***** Data excerpts *****

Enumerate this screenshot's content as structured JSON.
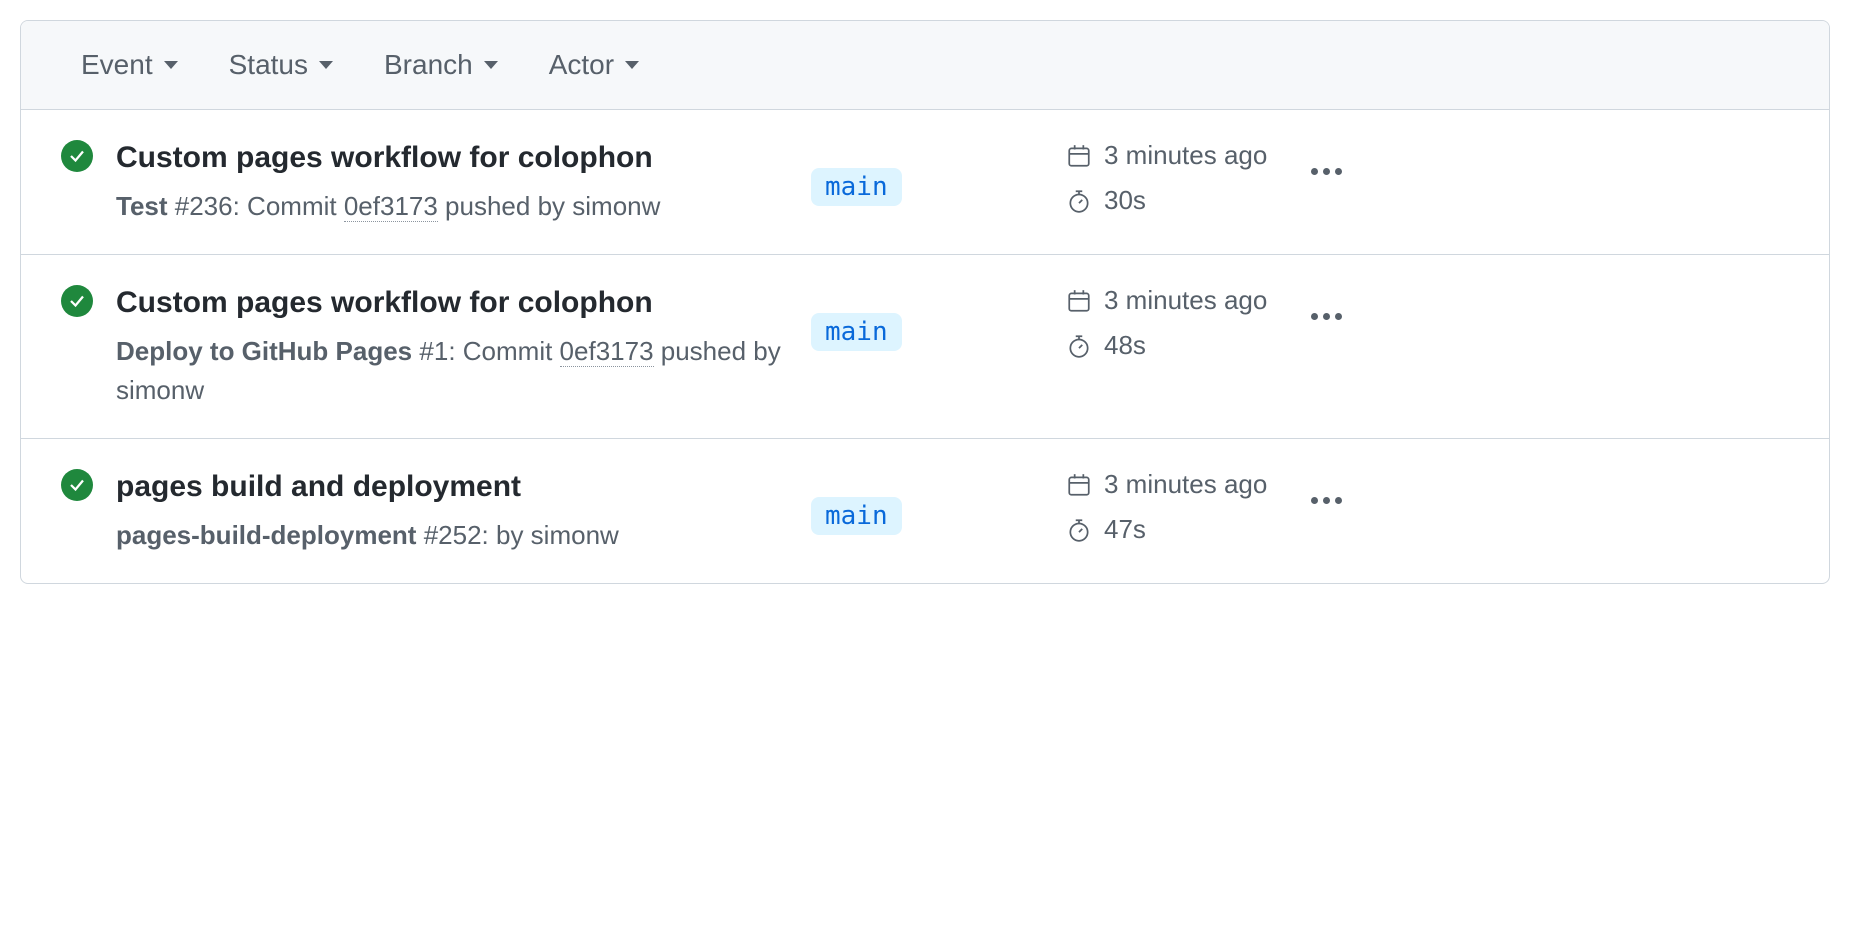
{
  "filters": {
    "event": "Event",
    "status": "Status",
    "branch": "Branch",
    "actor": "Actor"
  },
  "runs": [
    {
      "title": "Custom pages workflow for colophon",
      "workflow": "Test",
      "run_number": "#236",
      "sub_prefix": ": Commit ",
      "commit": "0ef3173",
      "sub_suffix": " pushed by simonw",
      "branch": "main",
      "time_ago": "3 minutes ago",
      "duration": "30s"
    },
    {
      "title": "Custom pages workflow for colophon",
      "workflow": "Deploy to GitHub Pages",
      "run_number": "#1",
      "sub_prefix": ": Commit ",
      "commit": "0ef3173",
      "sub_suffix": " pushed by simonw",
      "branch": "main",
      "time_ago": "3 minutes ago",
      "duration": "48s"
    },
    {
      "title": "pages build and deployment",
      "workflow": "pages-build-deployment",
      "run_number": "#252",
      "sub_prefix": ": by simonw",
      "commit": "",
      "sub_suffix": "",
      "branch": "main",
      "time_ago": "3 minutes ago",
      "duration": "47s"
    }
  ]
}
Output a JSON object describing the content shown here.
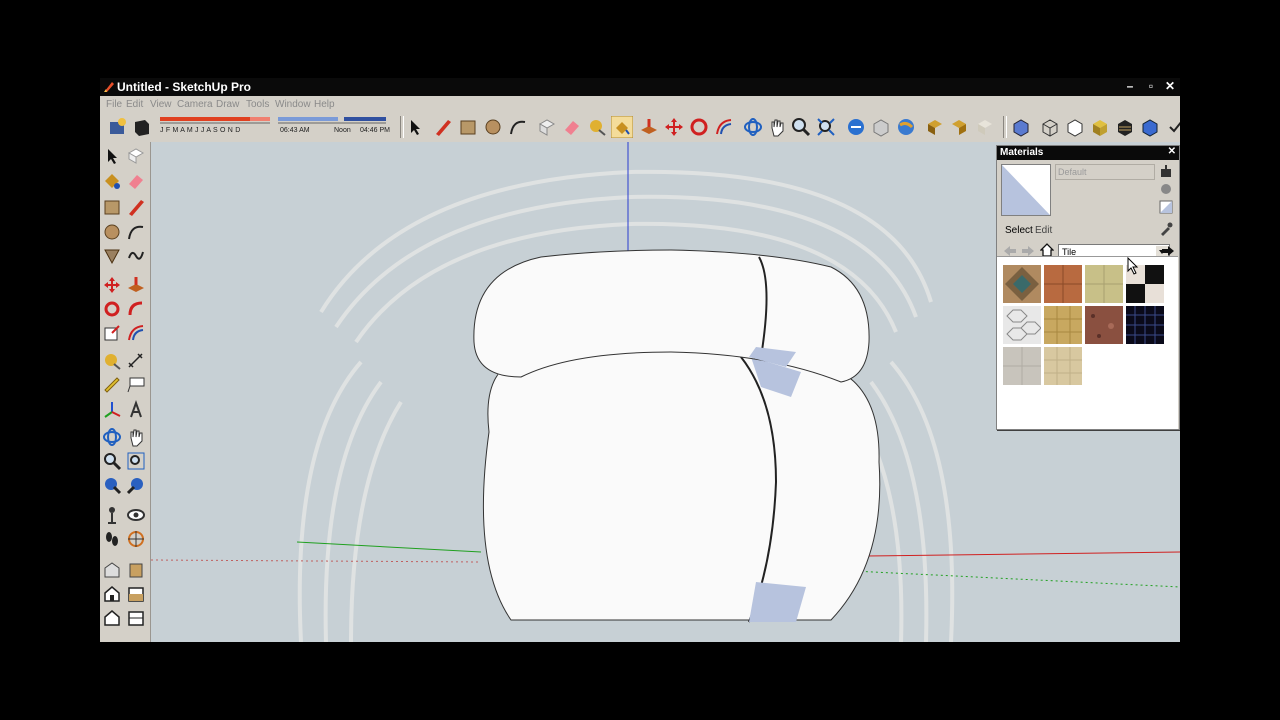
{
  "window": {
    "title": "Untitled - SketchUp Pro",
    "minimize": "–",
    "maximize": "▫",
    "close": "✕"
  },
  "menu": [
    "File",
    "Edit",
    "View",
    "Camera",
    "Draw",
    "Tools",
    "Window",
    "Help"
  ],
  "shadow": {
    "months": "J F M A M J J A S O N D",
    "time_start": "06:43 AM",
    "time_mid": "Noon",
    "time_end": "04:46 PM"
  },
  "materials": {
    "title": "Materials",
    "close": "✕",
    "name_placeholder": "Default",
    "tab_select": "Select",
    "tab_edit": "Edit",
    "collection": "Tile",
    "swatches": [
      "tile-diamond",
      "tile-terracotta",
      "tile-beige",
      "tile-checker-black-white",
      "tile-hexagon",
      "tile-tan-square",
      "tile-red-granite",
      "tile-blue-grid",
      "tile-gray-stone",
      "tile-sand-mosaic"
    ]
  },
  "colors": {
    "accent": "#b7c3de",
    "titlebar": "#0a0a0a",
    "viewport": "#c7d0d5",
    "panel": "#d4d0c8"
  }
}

*****

» The task
Only the count is needed: the number of lines in the data that include the word "workflow".

» Result
5